- _Directive_: Copy, in full, each line of the material that holds the word "правління".

- _Record set_:
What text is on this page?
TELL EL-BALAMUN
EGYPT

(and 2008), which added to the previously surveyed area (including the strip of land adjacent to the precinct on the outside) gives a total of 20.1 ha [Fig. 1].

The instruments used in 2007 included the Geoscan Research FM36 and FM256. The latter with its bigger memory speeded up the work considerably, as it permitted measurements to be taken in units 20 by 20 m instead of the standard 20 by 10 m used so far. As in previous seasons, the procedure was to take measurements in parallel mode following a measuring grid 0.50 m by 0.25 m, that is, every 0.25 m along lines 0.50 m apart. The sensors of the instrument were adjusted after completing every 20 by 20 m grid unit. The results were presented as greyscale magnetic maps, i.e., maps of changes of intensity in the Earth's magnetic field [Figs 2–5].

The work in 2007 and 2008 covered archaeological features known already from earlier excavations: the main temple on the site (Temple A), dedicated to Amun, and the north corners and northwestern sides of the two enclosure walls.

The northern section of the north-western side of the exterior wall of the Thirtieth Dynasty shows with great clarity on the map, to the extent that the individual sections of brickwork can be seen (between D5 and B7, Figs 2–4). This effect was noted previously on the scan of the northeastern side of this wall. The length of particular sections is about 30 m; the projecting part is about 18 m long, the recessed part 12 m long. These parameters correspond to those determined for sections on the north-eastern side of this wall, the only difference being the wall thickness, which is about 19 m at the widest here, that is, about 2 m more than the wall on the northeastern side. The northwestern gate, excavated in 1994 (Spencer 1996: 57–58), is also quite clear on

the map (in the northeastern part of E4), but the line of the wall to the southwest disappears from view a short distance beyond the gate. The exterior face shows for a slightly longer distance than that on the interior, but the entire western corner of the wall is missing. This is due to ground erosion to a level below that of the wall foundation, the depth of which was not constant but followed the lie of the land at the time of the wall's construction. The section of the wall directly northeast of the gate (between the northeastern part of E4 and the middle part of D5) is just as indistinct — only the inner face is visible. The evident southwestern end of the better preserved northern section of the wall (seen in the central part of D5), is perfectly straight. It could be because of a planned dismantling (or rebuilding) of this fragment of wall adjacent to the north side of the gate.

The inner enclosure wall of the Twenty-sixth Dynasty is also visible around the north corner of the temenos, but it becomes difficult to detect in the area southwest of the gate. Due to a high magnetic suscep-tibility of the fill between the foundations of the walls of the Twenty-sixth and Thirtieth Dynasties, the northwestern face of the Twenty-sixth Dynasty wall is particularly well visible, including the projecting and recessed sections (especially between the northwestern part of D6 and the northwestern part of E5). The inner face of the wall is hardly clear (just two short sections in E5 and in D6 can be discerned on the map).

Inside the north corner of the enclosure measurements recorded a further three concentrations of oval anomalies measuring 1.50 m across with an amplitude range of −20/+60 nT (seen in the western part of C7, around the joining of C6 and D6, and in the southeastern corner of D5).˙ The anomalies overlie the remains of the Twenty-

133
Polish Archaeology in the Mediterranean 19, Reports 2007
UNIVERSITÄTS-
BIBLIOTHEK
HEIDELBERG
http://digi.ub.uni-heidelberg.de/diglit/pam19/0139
* * *
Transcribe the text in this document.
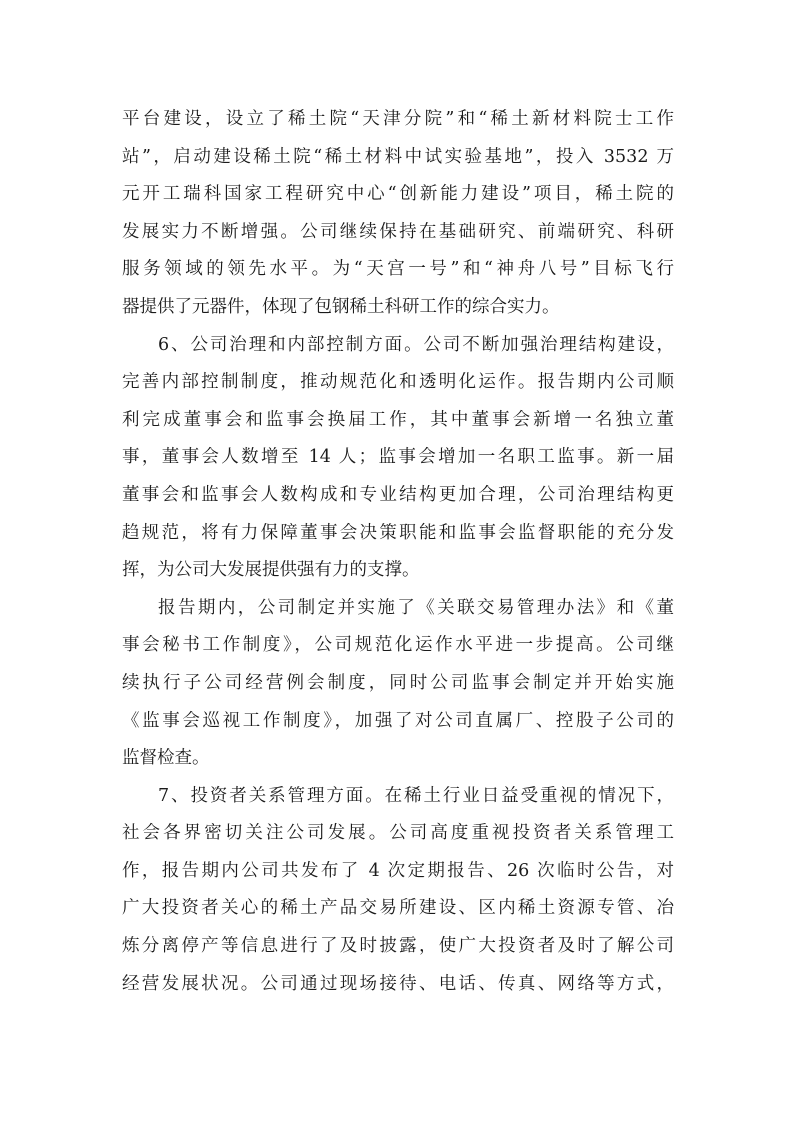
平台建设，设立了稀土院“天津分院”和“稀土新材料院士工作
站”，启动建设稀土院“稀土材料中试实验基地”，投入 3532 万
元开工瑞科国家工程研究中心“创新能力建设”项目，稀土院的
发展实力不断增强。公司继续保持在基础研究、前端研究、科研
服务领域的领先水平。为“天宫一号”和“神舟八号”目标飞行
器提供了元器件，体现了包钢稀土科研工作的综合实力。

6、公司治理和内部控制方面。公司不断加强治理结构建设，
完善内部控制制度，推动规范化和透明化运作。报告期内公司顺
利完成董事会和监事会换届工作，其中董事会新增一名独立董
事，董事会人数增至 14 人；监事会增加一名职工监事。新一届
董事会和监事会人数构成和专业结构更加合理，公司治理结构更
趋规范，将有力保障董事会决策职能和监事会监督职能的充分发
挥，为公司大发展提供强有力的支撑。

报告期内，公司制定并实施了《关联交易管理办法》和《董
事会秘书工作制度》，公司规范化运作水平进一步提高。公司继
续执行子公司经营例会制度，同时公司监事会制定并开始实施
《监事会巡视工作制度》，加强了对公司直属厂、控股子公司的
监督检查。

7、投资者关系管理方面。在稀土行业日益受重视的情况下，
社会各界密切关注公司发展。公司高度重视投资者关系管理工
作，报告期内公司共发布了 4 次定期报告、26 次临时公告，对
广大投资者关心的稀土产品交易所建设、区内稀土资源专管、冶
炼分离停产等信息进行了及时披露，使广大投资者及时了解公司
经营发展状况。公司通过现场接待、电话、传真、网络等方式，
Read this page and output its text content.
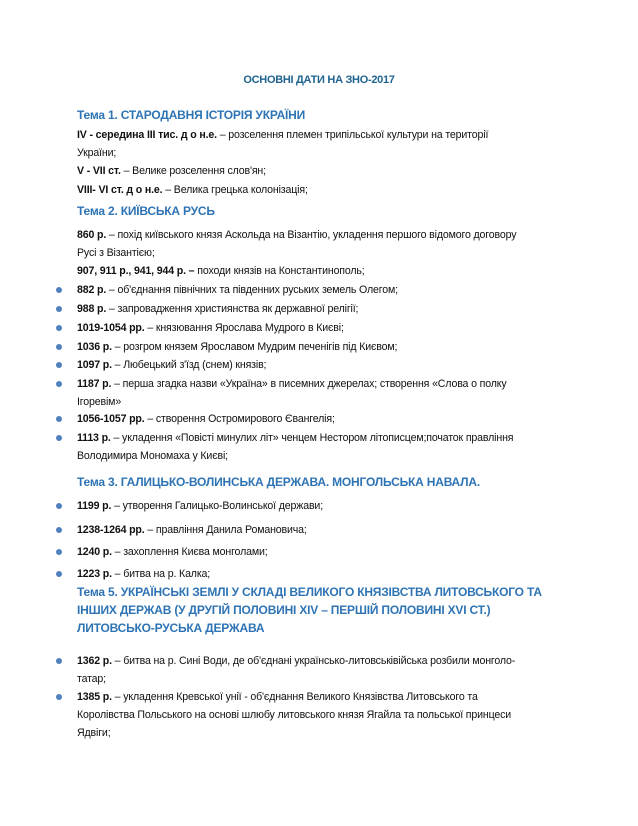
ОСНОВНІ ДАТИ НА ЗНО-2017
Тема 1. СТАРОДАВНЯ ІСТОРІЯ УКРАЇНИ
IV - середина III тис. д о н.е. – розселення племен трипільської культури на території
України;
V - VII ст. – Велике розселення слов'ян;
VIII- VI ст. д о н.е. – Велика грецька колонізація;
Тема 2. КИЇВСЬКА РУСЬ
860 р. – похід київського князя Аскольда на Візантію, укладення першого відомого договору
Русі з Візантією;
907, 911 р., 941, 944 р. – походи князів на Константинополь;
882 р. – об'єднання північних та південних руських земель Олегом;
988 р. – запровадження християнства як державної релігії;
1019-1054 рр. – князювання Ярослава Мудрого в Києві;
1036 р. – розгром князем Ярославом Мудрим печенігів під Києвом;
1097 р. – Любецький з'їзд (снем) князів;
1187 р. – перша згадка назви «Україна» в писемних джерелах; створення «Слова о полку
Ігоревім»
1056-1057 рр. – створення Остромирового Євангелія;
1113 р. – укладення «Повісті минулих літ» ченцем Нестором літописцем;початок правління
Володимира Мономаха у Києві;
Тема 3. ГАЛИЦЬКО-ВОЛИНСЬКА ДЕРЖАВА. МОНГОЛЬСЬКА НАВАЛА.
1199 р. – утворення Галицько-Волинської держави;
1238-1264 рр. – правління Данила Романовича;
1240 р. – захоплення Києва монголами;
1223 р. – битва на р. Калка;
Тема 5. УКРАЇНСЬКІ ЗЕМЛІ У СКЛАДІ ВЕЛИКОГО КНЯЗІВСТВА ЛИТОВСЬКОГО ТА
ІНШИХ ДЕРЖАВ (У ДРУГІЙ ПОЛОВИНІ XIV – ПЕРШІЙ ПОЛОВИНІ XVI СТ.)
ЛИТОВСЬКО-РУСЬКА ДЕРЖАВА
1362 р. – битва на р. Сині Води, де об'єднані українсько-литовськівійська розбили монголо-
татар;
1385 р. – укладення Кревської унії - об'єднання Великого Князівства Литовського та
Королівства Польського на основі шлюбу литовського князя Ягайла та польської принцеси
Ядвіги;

- _Task answer_:
1113 р. – укладення «Повісті минулих літ» ченцем Нестором літописцем;початок правління
1238-1264 рр. – правління Данила Романовича;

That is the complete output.